What is required:
Report every line below that holds the word "coche".

Supplied material:
═══
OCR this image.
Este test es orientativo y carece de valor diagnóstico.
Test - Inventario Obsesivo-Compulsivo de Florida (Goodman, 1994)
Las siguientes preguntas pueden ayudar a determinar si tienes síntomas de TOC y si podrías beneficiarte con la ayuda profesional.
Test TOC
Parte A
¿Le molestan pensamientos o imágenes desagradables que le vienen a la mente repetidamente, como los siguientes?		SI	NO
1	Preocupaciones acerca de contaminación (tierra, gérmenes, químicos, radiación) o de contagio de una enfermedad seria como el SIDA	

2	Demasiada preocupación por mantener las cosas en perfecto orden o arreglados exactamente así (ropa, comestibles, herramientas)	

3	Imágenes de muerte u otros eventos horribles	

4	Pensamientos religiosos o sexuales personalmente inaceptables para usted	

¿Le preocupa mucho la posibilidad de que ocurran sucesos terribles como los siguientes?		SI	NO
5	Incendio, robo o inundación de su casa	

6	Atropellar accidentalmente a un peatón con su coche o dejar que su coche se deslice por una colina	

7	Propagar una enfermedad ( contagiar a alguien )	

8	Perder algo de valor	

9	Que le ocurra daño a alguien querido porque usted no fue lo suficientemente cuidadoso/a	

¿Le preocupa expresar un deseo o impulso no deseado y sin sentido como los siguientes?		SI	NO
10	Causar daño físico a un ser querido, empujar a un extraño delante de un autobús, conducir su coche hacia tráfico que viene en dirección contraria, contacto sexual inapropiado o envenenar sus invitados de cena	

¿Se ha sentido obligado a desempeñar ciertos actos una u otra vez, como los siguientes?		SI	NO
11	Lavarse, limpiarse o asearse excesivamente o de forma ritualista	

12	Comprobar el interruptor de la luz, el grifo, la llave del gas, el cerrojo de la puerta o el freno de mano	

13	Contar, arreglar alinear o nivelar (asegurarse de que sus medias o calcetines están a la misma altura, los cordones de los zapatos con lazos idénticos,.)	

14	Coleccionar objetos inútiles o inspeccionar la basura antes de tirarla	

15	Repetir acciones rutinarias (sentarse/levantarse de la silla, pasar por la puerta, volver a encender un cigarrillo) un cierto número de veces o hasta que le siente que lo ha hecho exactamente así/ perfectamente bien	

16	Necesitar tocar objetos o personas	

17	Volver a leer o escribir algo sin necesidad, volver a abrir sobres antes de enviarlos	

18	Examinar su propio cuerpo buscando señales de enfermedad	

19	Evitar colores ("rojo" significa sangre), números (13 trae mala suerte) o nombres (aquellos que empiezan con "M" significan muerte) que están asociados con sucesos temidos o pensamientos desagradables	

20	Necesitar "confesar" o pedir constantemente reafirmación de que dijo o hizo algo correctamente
═══
Expected output:
6	Atropellar accidentalmente a un peatón con su coche o dejar que su coche se deslice por una colina	
10	Causar daño físico a un ser querido, empujar a un extraño delante de un autobús, conducir su coche hacia tráfico que viene en dirección contraria, contacto sexual inapropiado o envenenar sus invitados de cena	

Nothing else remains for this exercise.